**What you need to do**
Rewrite the records below, replacing "bounding boxes" with "coordinates" and keeping everything else the same. Leave the pictures out.

[start Input material]

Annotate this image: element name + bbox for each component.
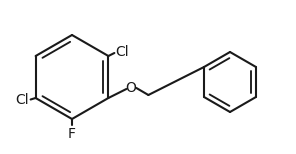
Text: Cl: Cl — [115, 45, 129, 59]
Text: F: F — [68, 127, 76, 141]
Text: Cl: Cl — [15, 93, 29, 107]
Text: O: O — [125, 81, 136, 95]
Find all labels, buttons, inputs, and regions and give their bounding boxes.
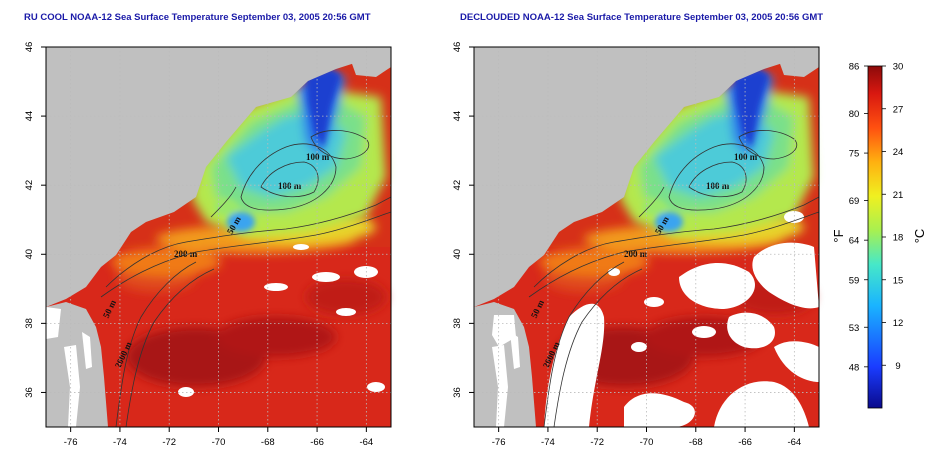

[end Input material]

**Problem solution**
Annotate this image: element name + bbox for each component.
Text: Cl: Cl — [115, 45, 129, 59]
Text: F: F — [68, 127, 76, 141]
Text: Cl: Cl — [15, 93, 29, 107]
Text: O: O — [125, 81, 136, 95]
Find all labels, buttons, inputs, and regions and give their coordinates.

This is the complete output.